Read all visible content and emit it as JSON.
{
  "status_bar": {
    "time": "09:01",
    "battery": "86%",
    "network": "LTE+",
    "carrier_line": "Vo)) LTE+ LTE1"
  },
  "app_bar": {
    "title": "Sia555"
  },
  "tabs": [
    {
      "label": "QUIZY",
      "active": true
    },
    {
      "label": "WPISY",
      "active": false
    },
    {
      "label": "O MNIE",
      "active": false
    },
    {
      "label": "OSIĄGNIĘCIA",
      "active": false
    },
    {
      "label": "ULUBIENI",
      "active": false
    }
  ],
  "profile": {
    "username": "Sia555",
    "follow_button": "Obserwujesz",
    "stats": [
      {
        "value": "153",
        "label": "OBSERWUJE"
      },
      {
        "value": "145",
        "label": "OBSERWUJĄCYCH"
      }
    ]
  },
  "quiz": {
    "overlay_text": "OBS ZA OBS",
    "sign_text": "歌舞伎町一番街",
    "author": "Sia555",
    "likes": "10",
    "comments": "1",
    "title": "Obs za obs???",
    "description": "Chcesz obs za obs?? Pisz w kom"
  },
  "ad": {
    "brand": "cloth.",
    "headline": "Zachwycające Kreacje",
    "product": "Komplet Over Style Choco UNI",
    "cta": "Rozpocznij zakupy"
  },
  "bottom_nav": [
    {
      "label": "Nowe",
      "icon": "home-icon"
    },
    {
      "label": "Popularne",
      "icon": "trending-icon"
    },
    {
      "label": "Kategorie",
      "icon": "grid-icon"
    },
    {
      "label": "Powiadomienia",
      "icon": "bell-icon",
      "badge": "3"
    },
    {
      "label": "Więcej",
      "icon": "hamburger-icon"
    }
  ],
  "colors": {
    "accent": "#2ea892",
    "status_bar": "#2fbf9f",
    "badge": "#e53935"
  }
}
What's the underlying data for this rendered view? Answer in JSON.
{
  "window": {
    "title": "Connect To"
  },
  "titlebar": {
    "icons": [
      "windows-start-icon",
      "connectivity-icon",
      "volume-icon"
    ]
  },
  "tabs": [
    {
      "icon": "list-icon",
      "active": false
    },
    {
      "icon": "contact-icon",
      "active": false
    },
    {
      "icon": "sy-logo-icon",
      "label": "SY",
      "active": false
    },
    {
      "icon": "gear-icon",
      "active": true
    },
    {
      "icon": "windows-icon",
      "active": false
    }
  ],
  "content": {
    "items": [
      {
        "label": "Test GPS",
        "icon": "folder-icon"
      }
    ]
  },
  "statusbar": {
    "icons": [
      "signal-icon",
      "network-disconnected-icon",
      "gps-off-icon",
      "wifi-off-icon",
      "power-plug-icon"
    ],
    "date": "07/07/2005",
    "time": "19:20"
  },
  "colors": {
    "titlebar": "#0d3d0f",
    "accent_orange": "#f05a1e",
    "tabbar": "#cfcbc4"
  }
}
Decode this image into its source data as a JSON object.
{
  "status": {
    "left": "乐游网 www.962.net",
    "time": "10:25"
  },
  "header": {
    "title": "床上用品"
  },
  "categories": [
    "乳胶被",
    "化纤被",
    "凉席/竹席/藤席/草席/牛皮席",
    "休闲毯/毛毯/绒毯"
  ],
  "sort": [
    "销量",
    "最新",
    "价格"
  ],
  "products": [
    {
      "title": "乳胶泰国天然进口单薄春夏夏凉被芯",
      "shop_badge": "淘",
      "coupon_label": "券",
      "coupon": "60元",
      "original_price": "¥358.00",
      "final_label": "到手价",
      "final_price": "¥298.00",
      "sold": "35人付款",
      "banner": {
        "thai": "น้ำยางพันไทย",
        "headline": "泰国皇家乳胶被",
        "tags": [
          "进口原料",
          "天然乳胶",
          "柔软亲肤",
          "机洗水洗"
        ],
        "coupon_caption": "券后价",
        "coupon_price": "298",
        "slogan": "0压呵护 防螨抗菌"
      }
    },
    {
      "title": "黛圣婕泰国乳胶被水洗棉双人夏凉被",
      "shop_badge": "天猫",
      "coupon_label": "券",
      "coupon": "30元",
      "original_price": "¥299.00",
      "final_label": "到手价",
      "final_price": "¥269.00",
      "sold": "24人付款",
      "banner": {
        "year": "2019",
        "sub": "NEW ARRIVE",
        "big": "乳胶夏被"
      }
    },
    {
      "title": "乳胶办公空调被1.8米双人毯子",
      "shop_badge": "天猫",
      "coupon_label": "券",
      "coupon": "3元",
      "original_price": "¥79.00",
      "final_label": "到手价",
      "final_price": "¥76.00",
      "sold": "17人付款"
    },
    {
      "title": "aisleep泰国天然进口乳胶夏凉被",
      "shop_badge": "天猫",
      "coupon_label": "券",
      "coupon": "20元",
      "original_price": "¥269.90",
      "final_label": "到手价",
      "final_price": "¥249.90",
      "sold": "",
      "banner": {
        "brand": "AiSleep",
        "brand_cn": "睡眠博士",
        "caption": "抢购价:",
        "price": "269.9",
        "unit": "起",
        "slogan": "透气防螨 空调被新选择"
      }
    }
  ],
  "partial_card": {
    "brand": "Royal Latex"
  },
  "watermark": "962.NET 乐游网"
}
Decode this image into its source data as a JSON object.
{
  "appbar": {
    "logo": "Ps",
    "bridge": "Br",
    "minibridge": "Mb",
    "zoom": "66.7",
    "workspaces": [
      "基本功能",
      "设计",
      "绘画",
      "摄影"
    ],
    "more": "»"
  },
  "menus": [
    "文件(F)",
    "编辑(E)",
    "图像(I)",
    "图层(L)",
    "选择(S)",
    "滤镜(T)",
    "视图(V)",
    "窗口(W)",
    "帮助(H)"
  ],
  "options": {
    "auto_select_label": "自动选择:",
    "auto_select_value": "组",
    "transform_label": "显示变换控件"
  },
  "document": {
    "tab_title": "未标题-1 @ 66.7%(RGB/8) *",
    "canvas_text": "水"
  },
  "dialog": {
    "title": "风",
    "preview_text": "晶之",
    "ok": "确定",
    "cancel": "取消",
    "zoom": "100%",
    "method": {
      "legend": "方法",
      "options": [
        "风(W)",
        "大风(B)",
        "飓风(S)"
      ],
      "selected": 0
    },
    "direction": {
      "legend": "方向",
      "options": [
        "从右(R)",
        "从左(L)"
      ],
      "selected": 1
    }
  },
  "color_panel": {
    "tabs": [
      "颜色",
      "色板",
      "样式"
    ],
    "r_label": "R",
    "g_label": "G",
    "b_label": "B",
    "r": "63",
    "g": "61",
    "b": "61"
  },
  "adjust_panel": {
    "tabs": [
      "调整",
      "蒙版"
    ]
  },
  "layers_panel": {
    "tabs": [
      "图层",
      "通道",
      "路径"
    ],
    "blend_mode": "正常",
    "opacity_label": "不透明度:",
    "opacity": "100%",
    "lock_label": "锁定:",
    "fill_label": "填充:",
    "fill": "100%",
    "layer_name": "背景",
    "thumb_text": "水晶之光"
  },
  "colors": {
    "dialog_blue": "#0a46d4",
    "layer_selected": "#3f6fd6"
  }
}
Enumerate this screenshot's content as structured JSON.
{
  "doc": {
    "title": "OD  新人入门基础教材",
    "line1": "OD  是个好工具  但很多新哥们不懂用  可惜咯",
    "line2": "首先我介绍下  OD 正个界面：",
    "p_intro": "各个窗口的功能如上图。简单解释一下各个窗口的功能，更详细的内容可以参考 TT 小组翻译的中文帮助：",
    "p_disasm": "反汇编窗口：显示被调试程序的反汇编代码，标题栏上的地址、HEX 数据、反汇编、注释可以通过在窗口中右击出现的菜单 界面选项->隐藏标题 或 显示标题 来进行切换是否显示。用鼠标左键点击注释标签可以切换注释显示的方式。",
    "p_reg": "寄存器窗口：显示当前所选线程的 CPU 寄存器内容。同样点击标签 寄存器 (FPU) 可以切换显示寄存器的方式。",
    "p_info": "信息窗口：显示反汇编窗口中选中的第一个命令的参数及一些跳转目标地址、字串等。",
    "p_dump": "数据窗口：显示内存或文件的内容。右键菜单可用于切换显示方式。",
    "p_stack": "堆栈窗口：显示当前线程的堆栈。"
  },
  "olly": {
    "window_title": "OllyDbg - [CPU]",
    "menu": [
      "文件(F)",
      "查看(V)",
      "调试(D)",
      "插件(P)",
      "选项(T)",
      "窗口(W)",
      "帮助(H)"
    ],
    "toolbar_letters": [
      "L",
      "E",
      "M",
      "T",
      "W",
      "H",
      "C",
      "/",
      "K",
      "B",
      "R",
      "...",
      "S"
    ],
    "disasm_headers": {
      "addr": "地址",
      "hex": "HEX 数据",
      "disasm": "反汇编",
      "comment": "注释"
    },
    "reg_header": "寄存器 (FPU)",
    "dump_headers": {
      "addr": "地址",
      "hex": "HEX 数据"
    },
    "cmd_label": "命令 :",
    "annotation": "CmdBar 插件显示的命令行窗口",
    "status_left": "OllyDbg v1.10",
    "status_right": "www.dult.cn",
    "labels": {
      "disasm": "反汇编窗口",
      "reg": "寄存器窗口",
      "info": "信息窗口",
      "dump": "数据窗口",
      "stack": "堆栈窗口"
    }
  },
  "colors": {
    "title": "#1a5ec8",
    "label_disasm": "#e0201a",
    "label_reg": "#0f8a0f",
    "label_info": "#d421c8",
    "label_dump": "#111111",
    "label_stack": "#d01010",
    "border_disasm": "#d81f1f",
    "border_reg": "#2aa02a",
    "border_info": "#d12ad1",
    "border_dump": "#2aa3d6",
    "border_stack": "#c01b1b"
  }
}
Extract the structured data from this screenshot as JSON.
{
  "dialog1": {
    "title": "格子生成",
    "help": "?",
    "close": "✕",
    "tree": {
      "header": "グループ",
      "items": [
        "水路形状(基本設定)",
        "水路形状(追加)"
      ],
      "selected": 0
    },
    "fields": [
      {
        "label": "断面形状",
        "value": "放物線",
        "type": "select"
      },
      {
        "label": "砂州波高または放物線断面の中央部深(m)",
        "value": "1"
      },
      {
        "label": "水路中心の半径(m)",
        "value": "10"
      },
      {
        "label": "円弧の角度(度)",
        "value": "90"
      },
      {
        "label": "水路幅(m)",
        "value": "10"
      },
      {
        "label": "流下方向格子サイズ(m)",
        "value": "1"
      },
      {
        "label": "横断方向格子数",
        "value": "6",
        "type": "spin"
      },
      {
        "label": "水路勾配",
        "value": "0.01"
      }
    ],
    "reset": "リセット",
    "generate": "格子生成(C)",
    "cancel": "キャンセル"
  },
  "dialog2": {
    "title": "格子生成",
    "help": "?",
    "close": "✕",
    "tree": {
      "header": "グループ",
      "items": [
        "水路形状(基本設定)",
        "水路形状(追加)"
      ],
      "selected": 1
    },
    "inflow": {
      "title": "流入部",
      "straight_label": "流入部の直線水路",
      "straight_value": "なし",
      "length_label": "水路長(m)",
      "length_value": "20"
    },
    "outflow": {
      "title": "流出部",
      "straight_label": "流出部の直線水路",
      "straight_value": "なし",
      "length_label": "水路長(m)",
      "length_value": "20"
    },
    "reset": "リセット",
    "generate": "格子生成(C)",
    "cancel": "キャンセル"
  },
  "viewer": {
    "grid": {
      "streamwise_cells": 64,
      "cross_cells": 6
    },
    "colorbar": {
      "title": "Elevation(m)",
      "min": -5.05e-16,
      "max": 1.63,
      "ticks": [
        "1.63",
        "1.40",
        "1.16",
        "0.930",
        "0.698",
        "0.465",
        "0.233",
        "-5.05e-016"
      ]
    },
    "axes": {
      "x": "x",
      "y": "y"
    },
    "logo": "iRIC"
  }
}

To be done:
All lines above with "structured" in them should be returned.

Written response:
Enumerate this screenshot's content as structured JSON.
Extract the structured data from this screenshot as JSON.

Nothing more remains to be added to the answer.